* _Description of the task_:
Write each record again exactly as it stands.

* _Data shown_:
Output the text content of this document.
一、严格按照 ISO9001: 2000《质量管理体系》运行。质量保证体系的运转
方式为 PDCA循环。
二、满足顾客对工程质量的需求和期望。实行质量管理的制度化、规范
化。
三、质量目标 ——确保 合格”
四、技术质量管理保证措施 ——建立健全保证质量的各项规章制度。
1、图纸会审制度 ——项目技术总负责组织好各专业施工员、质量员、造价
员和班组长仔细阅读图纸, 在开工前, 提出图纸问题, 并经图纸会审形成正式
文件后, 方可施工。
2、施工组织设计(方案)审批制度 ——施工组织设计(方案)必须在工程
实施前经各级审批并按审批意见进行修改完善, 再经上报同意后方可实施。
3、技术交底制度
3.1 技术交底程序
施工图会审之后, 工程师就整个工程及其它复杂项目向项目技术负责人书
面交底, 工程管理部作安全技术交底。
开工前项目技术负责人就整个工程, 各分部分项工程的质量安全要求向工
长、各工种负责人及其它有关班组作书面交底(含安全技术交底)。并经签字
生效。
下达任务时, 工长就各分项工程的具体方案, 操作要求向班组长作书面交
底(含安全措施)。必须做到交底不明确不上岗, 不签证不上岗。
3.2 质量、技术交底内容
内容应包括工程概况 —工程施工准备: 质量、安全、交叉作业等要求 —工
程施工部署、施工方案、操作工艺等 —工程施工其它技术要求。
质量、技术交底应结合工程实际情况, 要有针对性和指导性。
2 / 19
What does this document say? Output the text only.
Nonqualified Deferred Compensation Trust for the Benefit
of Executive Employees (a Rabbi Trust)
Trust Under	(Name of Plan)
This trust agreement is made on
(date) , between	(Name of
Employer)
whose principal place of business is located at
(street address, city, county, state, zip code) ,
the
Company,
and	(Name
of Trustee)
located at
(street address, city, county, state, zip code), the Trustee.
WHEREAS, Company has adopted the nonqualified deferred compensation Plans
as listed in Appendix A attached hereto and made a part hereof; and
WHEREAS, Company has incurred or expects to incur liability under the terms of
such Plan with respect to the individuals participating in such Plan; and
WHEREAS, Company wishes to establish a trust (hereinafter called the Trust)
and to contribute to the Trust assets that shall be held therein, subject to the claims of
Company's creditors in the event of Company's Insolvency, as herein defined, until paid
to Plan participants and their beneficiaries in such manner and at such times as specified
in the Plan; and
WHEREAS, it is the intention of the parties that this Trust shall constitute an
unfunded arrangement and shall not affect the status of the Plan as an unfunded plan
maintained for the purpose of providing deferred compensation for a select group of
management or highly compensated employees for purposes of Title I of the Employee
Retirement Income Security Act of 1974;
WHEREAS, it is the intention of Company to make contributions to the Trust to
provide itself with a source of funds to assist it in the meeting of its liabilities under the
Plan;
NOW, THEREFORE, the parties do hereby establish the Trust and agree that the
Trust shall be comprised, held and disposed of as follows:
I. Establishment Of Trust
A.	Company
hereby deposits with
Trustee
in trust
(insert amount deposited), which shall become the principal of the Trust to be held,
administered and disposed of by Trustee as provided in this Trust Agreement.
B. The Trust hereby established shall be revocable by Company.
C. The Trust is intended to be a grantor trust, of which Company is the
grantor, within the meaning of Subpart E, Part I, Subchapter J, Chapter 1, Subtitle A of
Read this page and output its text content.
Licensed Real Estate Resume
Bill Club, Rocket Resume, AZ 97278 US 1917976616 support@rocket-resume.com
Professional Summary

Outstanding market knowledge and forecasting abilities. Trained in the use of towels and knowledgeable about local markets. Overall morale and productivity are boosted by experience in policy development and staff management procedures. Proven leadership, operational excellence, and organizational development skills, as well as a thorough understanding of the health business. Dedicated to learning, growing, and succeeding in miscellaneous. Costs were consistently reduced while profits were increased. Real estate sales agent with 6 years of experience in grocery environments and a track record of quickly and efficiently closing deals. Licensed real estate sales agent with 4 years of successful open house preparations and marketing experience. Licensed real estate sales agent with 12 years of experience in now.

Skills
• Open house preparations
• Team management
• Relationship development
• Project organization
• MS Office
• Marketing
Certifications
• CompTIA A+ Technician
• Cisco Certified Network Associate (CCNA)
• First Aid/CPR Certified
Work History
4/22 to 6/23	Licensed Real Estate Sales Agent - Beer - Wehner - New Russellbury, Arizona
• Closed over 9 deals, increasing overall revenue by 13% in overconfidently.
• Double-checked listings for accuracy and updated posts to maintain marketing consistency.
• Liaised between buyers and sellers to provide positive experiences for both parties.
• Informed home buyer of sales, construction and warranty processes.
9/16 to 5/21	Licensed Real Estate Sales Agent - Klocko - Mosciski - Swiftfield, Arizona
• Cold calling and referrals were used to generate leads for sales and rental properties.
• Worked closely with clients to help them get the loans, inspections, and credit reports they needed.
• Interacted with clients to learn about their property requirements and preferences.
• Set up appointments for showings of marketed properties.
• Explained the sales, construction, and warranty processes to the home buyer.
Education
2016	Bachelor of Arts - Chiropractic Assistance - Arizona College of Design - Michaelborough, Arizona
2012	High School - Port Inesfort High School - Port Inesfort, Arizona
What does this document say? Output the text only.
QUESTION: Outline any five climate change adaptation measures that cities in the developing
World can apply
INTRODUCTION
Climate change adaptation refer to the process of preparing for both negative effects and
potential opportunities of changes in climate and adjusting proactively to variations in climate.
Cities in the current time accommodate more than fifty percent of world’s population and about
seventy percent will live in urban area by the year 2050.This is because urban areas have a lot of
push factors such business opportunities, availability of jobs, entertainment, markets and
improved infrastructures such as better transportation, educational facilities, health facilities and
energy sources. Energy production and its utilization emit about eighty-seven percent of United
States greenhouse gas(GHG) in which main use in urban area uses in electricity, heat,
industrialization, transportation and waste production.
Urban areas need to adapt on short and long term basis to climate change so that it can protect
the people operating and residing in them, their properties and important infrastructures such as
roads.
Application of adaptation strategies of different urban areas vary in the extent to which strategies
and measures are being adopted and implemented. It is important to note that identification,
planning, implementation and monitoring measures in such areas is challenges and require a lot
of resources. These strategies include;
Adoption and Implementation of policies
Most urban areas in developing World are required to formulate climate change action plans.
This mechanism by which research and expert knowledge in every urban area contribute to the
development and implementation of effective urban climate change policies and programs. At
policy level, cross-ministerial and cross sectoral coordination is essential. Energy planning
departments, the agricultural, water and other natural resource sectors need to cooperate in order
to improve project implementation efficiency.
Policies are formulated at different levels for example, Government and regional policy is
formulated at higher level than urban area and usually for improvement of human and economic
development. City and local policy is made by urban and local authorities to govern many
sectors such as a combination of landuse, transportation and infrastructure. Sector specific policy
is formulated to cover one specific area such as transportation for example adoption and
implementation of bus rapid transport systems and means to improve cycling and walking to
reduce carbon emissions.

* _Result of the exercise_:
Output the text content of this document.
一、严格按照 ISO9001: 2000《质量管理体系》运行。质量保证体系的运转
方式为 PDCA循环。
二、满足顾客对工程质量的需求和期望。实行质量管理的制度化、规范
化。
三、质量目标 ——确保 合格”
四、技术质量管理保证措施 ——建立健全保证质量的各项规章制度。
1、图纸会审制度 ——项目技术总负责组织好各专业施工员、质量员、造价
员和班组长仔细阅读图纸, 在开工前, 提出图纸问题, 并经图纸会审形成正式
文件后, 方可施工。
2、施工组织设计(方案)审批制度 ——施工组织设计(方案)必须在工程
实施前经各级审批并按审批意见进行修改完善, 再经上报同意后方可实施。
3、技术交底制度
3.1 技术交底程序
施工图会审之后, 工程师就整个工程及其它复杂项目向项目技术负责人书
面交底, 工程管理部作安全技术交底。
开工前项目技术负责人就整个工程, 各分部分项工程的质量安全要求向工
长、各工种负责人及其它有关班组作书面交底(含安全技术交底)。并经签字
生效。
下达任务时, 工长就各分项工程的具体方案, 操作要求向班组长作书面交
底(含安全措施)。必须做到交底不明确不上岗, 不签证不上岗。
3.2 质量、技术交底内容
内容应包括工程概况 —工程施工准备: 质量、安全、交叉作业等要求 —工
程施工部署、施工方案、操作工艺等 —工程施工其它技术要求。
质量、技术交底应结合工程实际情况, 要有针对性和指导性。
2 / 19
What does this document say? Output the text only.
Nonqualified Deferred Compensation Trust for the Benefit
of Executive Employees (a Rabbi Trust)
Trust Under	(Name of Plan)
This trust agreement is made on
(date) , between	(Name of
Employer)
whose principal place of business is located at
(street address, city, county, state, zip code) ,
the
Company,
and	(Name
of Trustee)
located at
(street address, city, county, state, zip code), the Trustee.
WHEREAS, Company has adopted the nonqualified deferred compensation Plans
as listed in Appendix A attached hereto and made a part hereof; and
WHEREAS, Company has incurred or expects to incur liability under the terms of
such Plan with respect to the individuals participating in such Plan; and
WHEREAS, Company wishes to establish a trust (hereinafter called the Trust)
and to contribute to the Trust assets that shall be held therein, subject to the claims of
Company's creditors in the event of Company's Insolvency, as herein defined, until paid
to Plan participants and their beneficiaries in such manner and at such times as specified
in the Plan; and
WHEREAS, it is the intention of the parties that this Trust shall constitute an
unfunded arrangement and shall not affect the status of the Plan as an unfunded plan
maintained for the purpose of providing deferred compensation for a select group of
management or highly compensated employees for purposes of Title I of the Employee
Retirement Income Security Act of 1974;
WHEREAS, it is the intention of Company to make contributions to the Trust to
provide itself with a source of funds to assist it in the meeting of its liabilities under the
Plan;
NOW, THEREFORE, the parties do hereby establish the Trust and agree that the
Trust shall be comprised, held and disposed of as follows:
I. Establishment Of Trust
A.	Company
hereby deposits with
Trustee
in trust
(insert amount deposited), which shall become the principal of the Trust to be held,
administered and disposed of by Trustee as provided in this Trust Agreement.
B. The Trust hereby established shall be revocable by Company.
C. The Trust is intended to be a grantor trust, of which Company is the
grantor, within the meaning of Subpart E, Part I, Subchapter J, Chapter 1, Subtitle A of
Read this page and output its text content.
Licensed Real Estate Resume
Bill Club, Rocket Resume, AZ 97278 US 1917976616 support@rocket-resume.com
Professional Summary

Outstanding market knowledge and forecasting abilities. Trained in the use of towels and knowledgeable about local markets. Overall morale and productivity are boosted by experience in policy development and staff management procedures. Proven leadership, operational excellence, and organizational development skills, as well as a thorough understanding of the health business. Dedicated to learning, growing, and succeeding in miscellaneous. Costs were consistently reduced while profits were increased. Real estate sales agent with 6 years of experience in grocery environments and a track record of quickly and efficiently closing deals. Licensed real estate sales agent with 4 years of successful open house preparations and marketing experience. Licensed real estate sales agent with 12 years of experience in now.

Skills
• Open house preparations
• Team management
• Relationship development
• Project organization
• MS Office
• Marketing
Certifications
• CompTIA A+ Technician
• Cisco Certified Network Associate (CCNA)
• First Aid/CPR Certified
Work History
4/22 to 6/23	Licensed Real Estate Sales Agent - Beer - Wehner - New Russellbury, Arizona
• Closed over 9 deals, increasing overall revenue by 13% in overconfidently.
• Double-checked listings for accuracy and updated posts to maintain marketing consistency.
• Liaised between buyers and sellers to provide positive experiences for both parties.
• Informed home buyer of sales, construction and warranty processes.
9/16 to 5/21	Licensed Real Estate Sales Agent - Klocko - Mosciski - Swiftfield, Arizona
• Cold calling and referrals were used to generate leads for sales and rental properties.
• Worked closely with clients to help them get the loans, inspections, and credit reports they needed.
• Interacted with clients to learn about their property requirements and preferences.
• Set up appointments for showings of marketed properties.
• Explained the sales, construction, and warranty processes to the home buyer.
Education
2016	Bachelor of Arts - Chiropractic Assistance - Arizona College of Design - Michaelborough, Arizona
2012	High School - Port Inesfort High School - Port Inesfort, Arizona
What does this document say? Output the text only.
QUESTION: Outline any five climate change adaptation measures that cities in the developing
World can apply
INTRODUCTION
Climate change adaptation refer to the process of preparing for both negative effects and
potential opportunities of changes in climate and adjusting proactively to variations in climate.
Cities in the current time accommodate more than fifty percent of world’s population and about
seventy percent will live in urban area by the year 2050.This is because urban areas have a lot of
push factors such business opportunities, availability of jobs, entertainment, markets and
improved infrastructures such as better transportation, educational facilities, health facilities and
energy sources. Energy production and its utilization emit about eighty-seven percent of United
States greenhouse gas(GHG) in which main use in urban area uses in electricity, heat,
industrialization, transportation and waste production.
Urban areas need to adapt on short and long term basis to climate change so that it can protect
the people operating and residing in them, their properties and important infrastructures such as
roads.
Application of adaptation strategies of different urban areas vary in the extent to which strategies
and measures are being adopted and implemented. It is important to note that identification,
planning, implementation and monitoring measures in such areas is challenges and require a lot
of resources. These strategies include;
Adoption and Implementation of policies
Most urban areas in developing World are required to formulate climate change action plans.
This mechanism by which research and expert knowledge in every urban area contribute to the
development and implementation of effective urban climate change policies and programs. At
policy level, cross-ministerial and cross sectoral coordination is essential. Energy planning
departments, the agricultural, water and other natural resource sectors need to cooperate in order
to improve project implementation efficiency.
Policies are formulated at different levels for example, Government and regional policy is
formulated at higher level than urban area and usually for improvement of human and economic
development. City and local policy is made by urban and local authorities to govern many
sectors such as a combination of landuse, transportation and infrastructure. Sector specific policy
is formulated to cover one specific area such as transportation for example adoption and
implementation of bus rapid transport systems and means to improve cycling and walking to
reduce carbon emissions.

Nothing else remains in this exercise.